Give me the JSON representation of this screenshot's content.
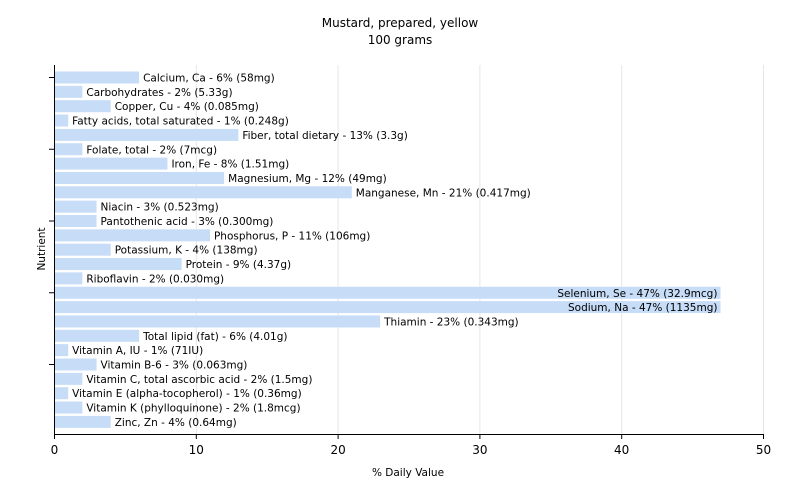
{
  "chart_data": {
    "type": "bar",
    "orientation": "horizontal",
    "title": "Mustard, prepared, yellow",
    "subtitle": "100 grams",
    "xlabel": "% Daily Value",
    "ylabel": "Nutrient",
    "xlim": [
      0,
      50
    ],
    "xticks": [
      0,
      10,
      20,
      30,
      40,
      50
    ],
    "grid": true,
    "bar_color": "#c6dcf7",
    "categories": [
      "Calcium, Ca",
      "Carbohydrates",
      "Copper, Cu",
      "Fatty acids, total saturated",
      "Fiber, total dietary",
      "Folate, total",
      "Iron, Fe",
      "Magnesium, Mg",
      "Manganese, Mn",
      "Niacin",
      "Pantothenic acid",
      "Phosphorus, P",
      "Potassium, K",
      "Protein",
      "Riboflavin",
      "Selenium, Se",
      "Sodium, Na",
      "Thiamin",
      "Total lipid (fat)",
      "Vitamin A, IU",
      "Vitamin B-6",
      "Vitamin C, total ascorbic acid",
      "Vitamin E (alpha-tocopherol)",
      "Vitamin K (phylloquinone)",
      "Zinc, Zn"
    ],
    "values": [
      6,
      2,
      4,
      1,
      13,
      2,
      8,
      12,
      21,
      3,
      3,
      11,
      4,
      9,
      2,
      47,
      47,
      23,
      6,
      1,
      3,
      2,
      1,
      2,
      4
    ],
    "labels": [
      "Calcium, Ca - 6% (58mg)",
      "Carbohydrates - 2% (5.33g)",
      "Copper, Cu - 4% (0.085mg)",
      "Fatty acids, total saturated - 1% (0.248g)",
      "Fiber, total dietary - 13% (3.3g)",
      "Folate, total - 2% (7mcg)",
      "Iron, Fe - 8% (1.51mg)",
      "Magnesium, Mg - 12% (49mg)",
      "Manganese, Mn - 21% (0.417mg)",
      "Niacin - 3% (0.523mg)",
      "Pantothenic acid - 3% (0.300mg)",
      "Phosphorus, P - 11% (106mg)",
      "Potassium, K - 4% (138mg)",
      "Protein - 9% (4.37g)",
      "Riboflavin - 2% (0.030mg)",
      "Selenium, Se - 47% (32.9mcg)",
      "Sodium, Na - 47% (1135mg)",
      "Thiamin - 23% (0.343mg)",
      "Total lipid (fat) - 6% (4.01g)",
      "Vitamin A, IU - 1% (71IU)",
      "Vitamin B-6 - 3% (0.063mg)",
      "Vitamin C, total ascorbic acid - 2% (1.5mg)",
      "Vitamin E (alpha-tocopherol) - 1% (0.36mg)",
      "Vitamin K (phylloquinone) - 2% (1.8mcg)",
      "Zinc, Zn - 4% (0.64mg)"
    ]
  }
}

*DIRECTIONS*.
The records above are to be restated word for word, with every picture left out.

*YOUR RESPONSE*.
Give me the JSON representation of this screenshot's content.
{
  "chart_data": {
    "type": "bar",
    "orientation": "horizontal",
    "title": "Mustard, prepared, yellow",
    "subtitle": "100 grams",
    "xlabel": "% Daily Value",
    "ylabel": "Nutrient",
    "xlim": [
      0,
      50
    ],
    "xticks": [
      0,
      10,
      20,
      30,
      40,
      50
    ],
    "grid": true,
    "bar_color": "#c6dcf7",
    "categories": [
      "Calcium, Ca",
      "Carbohydrates",
      "Copper, Cu",
      "Fatty acids, total saturated",
      "Fiber, total dietary",
      "Folate, total",
      "Iron, Fe",
      "Magnesium, Mg",
      "Manganese, Mn",
      "Niacin",
      "Pantothenic acid",
      "Phosphorus, P",
      "Potassium, K",
      "Protein",
      "Riboflavin",
      "Selenium, Se",
      "Sodium, Na",
      "Thiamin",
      "Total lipid (fat)",
      "Vitamin A, IU",
      "Vitamin B-6",
      "Vitamin C, total ascorbic acid",
      "Vitamin E (alpha-tocopherol)",
      "Vitamin K (phylloquinone)",
      "Zinc, Zn"
    ],
    "values": [
      6,
      2,
      4,
      1,
      13,
      2,
      8,
      12,
      21,
      3,
      3,
      11,
      4,
      9,
      2,
      47,
      47,
      23,
      6,
      1,
      3,
      2,
      1,
      2,
      4
    ],
    "labels": [
      "Calcium, Ca - 6% (58mg)",
      "Carbohydrates - 2% (5.33g)",
      "Copper, Cu - 4% (0.085mg)",
      "Fatty acids, total saturated - 1% (0.248g)",
      "Fiber, total dietary - 13% (3.3g)",
      "Folate, total - 2% (7mcg)",
      "Iron, Fe - 8% (1.51mg)",
      "Magnesium, Mg - 12% (49mg)",
      "Manganese, Mn - 21% (0.417mg)",
      "Niacin - 3% (0.523mg)",
      "Pantothenic acid - 3% (0.300mg)",
      "Phosphorus, P - 11% (106mg)",
      "Potassium, K - 4% (138mg)",
      "Protein - 9% (4.37g)",
      "Riboflavin - 2% (0.030mg)",
      "Selenium, Se - 47% (32.9mcg)",
      "Sodium, Na - 47% (1135mg)",
      "Thiamin - 23% (0.343mg)",
      "Total lipid (fat) - 6% (4.01g)",
      "Vitamin A, IU - 1% (71IU)",
      "Vitamin B-6 - 3% (0.063mg)",
      "Vitamin C, total ascorbic acid - 2% (1.5mg)",
      "Vitamin E (alpha-tocopherol) - 1% (0.36mg)",
      "Vitamin K (phylloquinone) - 2% (1.8mcg)",
      "Zinc, Zn - 4% (0.64mg)"
    ]
  }
}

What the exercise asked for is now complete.